▶ [Task brief]
Pick out each line containing the string "username".

▶ [Extracted data]
▬▬▬▬▬▬▬▬▬▬

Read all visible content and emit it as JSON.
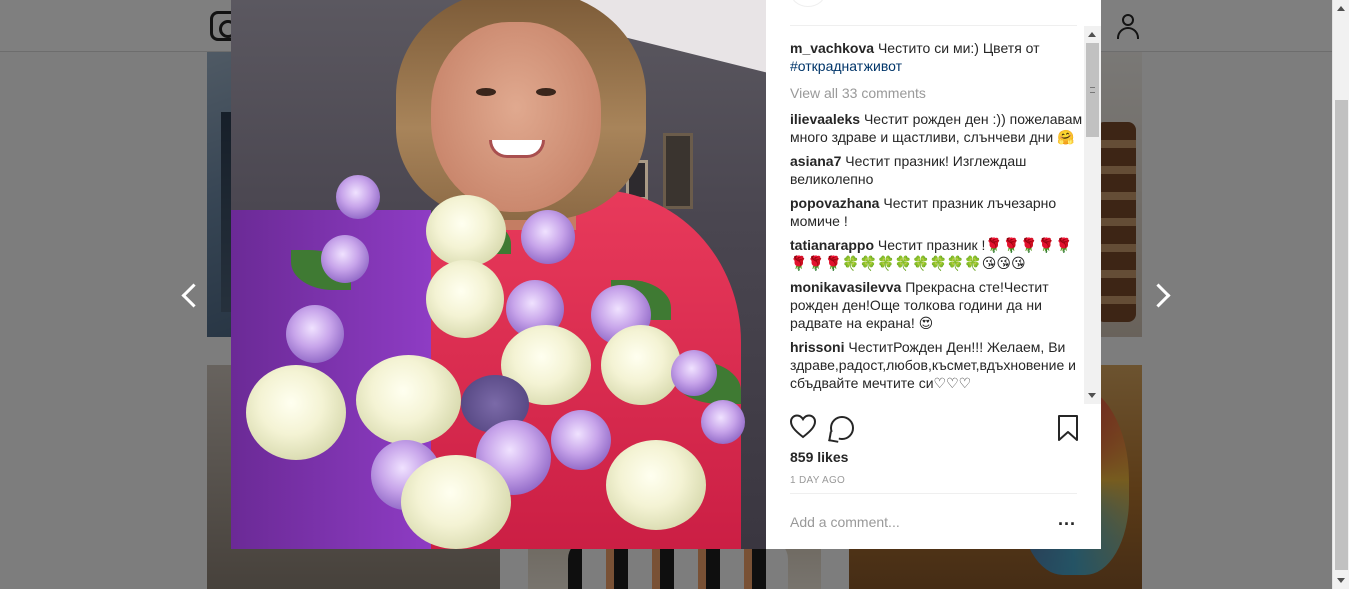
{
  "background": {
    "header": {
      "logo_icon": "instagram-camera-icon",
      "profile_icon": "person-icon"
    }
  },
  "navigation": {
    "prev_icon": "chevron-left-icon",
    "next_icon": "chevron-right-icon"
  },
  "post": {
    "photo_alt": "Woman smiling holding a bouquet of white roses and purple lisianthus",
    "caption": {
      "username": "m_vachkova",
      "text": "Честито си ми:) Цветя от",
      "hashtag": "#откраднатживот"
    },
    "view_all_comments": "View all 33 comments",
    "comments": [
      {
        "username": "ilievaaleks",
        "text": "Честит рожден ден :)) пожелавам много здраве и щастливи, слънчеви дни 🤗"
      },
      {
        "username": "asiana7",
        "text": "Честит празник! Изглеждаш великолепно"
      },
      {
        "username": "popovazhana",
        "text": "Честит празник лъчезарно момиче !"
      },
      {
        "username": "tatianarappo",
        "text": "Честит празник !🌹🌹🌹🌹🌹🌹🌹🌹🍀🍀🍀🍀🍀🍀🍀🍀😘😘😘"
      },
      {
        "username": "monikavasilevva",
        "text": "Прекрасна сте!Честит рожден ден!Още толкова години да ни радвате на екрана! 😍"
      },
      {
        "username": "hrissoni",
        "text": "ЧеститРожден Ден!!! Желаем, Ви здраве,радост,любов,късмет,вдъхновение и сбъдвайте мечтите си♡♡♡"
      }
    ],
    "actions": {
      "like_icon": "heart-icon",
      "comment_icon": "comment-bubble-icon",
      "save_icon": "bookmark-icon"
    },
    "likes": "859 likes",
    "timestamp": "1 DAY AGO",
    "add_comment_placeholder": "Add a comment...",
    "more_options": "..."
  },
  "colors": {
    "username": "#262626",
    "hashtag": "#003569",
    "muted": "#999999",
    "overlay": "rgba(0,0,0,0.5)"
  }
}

▬▬▬▬▬▬▬▬▬▬

▶ [Exercise solution]
      "username": "m_vachkova",
        "username": "ilievaaleks",
        "username": "asiana7",
        "username": "popovazhana",
        "username": "tatianarappo",
        "username": "monikavasilevva",
        "username": "hrissoni",
    "username": "#262626",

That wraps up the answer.